→ **WRITTEN REQUEST**: Write out all the entries word for word, but skip any images.

→ **DATA LINES**:
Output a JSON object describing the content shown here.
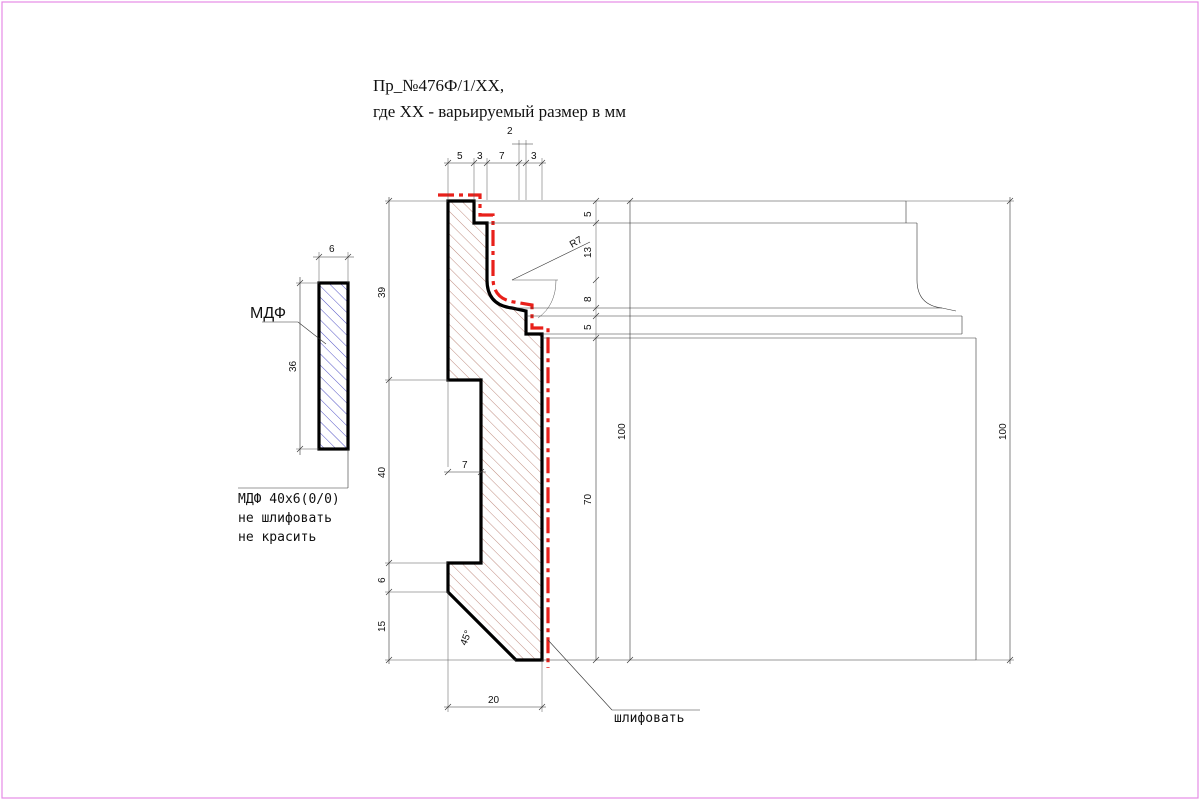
{
  "title": {
    "line1": "Пр_№476Ф/1/ХХ,",
    "line2": "где ХХ - варьируемый размер в мм"
  },
  "mdf_part": {
    "label": "МДФ",
    "width_dim": "6",
    "height_dim": "36",
    "note_lines": [
      "МДФ 40х6(0/0)",
      "не шлифовать",
      "не красить"
    ]
  },
  "profile": {
    "top_dims": [
      "5",
      "3",
      "7",
      "2",
      "3"
    ],
    "left_dims": [
      "39",
      "40",
      "6",
      "15"
    ],
    "groove_dim": "7",
    "bottom_width_dim": "20",
    "angle_label": "45°",
    "radius_label": "R7",
    "right_dims": [
      "5",
      "13",
      "8",
      "5",
      "70"
    ],
    "overall_height_inner": "100",
    "overall_height_outer": "100"
  },
  "sand_note": "шлифовать",
  "colors": {
    "frame": "#e58be5",
    "sanding_line": "#e8201a",
    "mdf_hatch": "#3f3fc0",
    "profile_hatch": "#b07060"
  }
}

→ **COMPLETE ANSWER**:
Output a JSON object describing the content shown here.
{
  "title": {
    "line1": "Пр_№476Ф/1/ХХ,",
    "line2": "где ХХ - варьируемый размер в мм"
  },
  "mdf_part": {
    "label": "МДФ",
    "width_dim": "6",
    "height_dim": "36",
    "note_lines": [
      "МДФ 40х6(0/0)",
      "не шлифовать",
      "не красить"
    ]
  },
  "profile": {
    "top_dims": [
      "5",
      "3",
      "7",
      "2",
      "3"
    ],
    "left_dims": [
      "39",
      "40",
      "6",
      "15"
    ],
    "groove_dim": "7",
    "bottom_width_dim": "20",
    "angle_label": "45°",
    "radius_label": "R7",
    "right_dims": [
      "5",
      "13",
      "8",
      "5",
      "70"
    ],
    "overall_height_inner": "100",
    "overall_height_outer": "100"
  },
  "sand_note": "шлифовать",
  "colors": {
    "frame": "#e58be5",
    "sanding_line": "#e8201a",
    "mdf_hatch": "#3f3fc0",
    "profile_hatch": "#b07060"
  }
}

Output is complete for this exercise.